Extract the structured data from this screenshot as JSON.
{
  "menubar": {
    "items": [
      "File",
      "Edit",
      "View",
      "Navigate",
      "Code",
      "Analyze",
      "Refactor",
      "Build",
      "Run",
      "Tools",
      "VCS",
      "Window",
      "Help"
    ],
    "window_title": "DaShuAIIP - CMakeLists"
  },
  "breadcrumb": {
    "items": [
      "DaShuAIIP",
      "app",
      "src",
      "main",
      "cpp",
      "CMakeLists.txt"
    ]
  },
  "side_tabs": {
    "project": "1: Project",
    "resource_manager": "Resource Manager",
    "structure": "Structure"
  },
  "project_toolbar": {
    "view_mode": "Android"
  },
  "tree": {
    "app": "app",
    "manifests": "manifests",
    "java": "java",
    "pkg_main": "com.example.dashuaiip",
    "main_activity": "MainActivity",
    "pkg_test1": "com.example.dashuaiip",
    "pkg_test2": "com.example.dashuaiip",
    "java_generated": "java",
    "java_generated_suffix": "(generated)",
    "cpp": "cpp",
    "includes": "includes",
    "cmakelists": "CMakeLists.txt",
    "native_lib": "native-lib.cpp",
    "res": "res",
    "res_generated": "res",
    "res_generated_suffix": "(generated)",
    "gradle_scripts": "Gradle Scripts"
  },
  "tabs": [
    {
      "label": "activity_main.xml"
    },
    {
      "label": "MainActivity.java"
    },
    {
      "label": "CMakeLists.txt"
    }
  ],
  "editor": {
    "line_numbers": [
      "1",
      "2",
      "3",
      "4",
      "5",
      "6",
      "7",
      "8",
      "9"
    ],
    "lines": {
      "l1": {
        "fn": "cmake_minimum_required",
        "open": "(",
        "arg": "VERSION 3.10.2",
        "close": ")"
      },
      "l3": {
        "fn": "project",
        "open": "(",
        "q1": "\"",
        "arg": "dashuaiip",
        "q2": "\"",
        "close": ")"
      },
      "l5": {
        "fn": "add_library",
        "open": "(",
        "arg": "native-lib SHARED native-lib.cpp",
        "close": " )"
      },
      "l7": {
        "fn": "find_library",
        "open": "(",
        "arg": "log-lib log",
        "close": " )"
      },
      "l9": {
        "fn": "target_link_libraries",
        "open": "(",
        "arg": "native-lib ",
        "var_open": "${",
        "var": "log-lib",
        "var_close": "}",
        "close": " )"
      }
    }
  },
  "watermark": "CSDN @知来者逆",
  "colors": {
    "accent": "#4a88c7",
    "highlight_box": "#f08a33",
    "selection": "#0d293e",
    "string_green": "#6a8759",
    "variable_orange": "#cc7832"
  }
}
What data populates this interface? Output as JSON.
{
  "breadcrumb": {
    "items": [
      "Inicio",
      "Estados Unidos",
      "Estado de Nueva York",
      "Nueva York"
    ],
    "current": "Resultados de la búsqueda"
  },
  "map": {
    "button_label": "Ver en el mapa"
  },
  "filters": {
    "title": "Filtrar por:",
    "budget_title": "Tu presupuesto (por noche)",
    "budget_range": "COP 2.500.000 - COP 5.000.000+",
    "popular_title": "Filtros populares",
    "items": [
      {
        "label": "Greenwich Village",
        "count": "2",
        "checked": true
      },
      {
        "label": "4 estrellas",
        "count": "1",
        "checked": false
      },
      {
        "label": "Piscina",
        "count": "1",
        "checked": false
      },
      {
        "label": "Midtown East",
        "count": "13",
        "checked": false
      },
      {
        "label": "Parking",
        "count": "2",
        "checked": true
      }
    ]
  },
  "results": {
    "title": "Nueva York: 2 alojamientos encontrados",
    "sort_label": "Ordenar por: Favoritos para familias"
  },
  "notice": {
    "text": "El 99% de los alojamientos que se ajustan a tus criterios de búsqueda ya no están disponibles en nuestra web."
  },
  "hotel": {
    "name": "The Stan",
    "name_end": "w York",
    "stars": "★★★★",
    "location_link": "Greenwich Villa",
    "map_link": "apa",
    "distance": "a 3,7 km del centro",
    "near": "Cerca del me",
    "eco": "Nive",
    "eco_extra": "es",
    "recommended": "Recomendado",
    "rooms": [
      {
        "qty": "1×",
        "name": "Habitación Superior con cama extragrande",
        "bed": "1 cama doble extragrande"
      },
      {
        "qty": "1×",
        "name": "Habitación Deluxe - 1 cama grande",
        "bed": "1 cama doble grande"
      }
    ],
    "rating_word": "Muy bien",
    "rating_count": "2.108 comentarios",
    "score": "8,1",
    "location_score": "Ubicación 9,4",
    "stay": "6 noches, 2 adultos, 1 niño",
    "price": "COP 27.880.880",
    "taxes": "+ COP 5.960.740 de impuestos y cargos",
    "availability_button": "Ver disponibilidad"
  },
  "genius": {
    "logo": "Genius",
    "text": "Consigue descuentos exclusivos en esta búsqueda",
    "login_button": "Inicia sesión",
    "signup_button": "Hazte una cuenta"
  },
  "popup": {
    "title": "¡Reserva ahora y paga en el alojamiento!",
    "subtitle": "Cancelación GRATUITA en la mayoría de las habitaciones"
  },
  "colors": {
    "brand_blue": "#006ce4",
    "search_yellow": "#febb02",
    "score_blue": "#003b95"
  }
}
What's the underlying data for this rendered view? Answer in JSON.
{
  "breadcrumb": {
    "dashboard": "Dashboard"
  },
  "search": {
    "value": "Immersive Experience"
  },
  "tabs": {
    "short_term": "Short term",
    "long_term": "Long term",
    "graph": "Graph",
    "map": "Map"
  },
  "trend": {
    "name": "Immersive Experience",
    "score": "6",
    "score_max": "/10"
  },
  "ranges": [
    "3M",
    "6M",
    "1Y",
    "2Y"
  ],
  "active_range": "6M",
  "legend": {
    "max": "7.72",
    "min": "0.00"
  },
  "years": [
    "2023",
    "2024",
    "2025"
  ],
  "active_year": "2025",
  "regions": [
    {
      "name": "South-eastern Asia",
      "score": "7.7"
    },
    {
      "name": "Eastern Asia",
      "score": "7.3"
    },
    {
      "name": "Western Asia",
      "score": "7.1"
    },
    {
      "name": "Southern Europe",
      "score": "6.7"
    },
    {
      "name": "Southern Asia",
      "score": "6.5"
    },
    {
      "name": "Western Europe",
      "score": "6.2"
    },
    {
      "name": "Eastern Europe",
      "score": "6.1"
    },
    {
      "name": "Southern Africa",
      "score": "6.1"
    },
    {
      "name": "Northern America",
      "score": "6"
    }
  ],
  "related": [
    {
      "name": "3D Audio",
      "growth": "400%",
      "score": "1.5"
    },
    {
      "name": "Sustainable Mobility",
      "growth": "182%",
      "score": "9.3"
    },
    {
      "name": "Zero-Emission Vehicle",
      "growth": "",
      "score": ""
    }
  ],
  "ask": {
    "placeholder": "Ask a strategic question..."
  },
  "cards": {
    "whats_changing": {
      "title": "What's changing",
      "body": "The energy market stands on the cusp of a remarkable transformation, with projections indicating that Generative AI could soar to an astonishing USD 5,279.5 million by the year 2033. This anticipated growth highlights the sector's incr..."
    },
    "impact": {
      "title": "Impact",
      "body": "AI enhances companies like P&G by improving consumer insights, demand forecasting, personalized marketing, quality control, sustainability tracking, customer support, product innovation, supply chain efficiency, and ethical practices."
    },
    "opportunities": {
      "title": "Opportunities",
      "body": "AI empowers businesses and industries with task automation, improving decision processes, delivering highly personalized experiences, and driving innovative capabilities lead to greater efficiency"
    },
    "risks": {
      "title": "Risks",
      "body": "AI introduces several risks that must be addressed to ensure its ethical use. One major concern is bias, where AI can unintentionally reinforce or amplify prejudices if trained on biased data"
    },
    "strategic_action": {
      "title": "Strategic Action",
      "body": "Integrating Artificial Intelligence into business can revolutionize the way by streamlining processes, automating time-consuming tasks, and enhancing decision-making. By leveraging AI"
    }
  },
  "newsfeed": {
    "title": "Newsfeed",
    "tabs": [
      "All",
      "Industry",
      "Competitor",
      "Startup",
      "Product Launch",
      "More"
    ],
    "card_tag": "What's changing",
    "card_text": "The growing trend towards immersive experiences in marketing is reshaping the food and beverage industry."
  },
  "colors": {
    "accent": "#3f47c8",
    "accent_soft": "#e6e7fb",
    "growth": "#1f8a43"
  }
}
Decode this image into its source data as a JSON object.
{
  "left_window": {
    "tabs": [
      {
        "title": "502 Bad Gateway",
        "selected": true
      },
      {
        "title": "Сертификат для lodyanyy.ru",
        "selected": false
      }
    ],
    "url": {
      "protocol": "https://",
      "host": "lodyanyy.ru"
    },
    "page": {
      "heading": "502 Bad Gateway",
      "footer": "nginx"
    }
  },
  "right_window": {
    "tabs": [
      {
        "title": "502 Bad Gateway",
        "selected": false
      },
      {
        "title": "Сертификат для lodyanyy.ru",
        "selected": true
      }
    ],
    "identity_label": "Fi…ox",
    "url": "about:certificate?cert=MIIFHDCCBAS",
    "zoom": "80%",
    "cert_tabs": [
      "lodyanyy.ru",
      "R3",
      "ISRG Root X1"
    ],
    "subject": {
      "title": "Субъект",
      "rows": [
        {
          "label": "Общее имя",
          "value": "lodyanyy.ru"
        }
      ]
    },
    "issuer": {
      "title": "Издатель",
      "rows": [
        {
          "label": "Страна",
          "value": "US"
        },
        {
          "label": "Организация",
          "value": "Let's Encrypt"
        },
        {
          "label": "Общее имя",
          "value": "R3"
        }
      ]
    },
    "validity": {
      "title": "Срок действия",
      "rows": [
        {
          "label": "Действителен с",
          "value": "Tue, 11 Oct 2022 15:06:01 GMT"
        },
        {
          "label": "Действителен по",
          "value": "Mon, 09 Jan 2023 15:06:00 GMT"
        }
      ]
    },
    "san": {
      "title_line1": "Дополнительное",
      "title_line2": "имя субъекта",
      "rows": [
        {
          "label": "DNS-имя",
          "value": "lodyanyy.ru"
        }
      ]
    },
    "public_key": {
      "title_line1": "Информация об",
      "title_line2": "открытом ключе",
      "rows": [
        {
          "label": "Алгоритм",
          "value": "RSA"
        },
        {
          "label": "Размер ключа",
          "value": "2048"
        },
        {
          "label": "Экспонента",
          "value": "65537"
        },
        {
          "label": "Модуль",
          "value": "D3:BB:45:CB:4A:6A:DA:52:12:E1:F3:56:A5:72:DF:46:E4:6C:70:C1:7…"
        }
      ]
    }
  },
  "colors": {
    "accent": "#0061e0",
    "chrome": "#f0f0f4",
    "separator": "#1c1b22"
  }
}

◆ ◆ ◆ ◆

(What to work on) Look through the material and copy each line that has "cama".

(Exercise response)
        "name": "Habitación Superior con cama extragrande",
        "bed": "1 cama doble extragrande"
        "name": "Habitación Deluxe - 1 cama grande",
        "bed": "1 cama doble grande"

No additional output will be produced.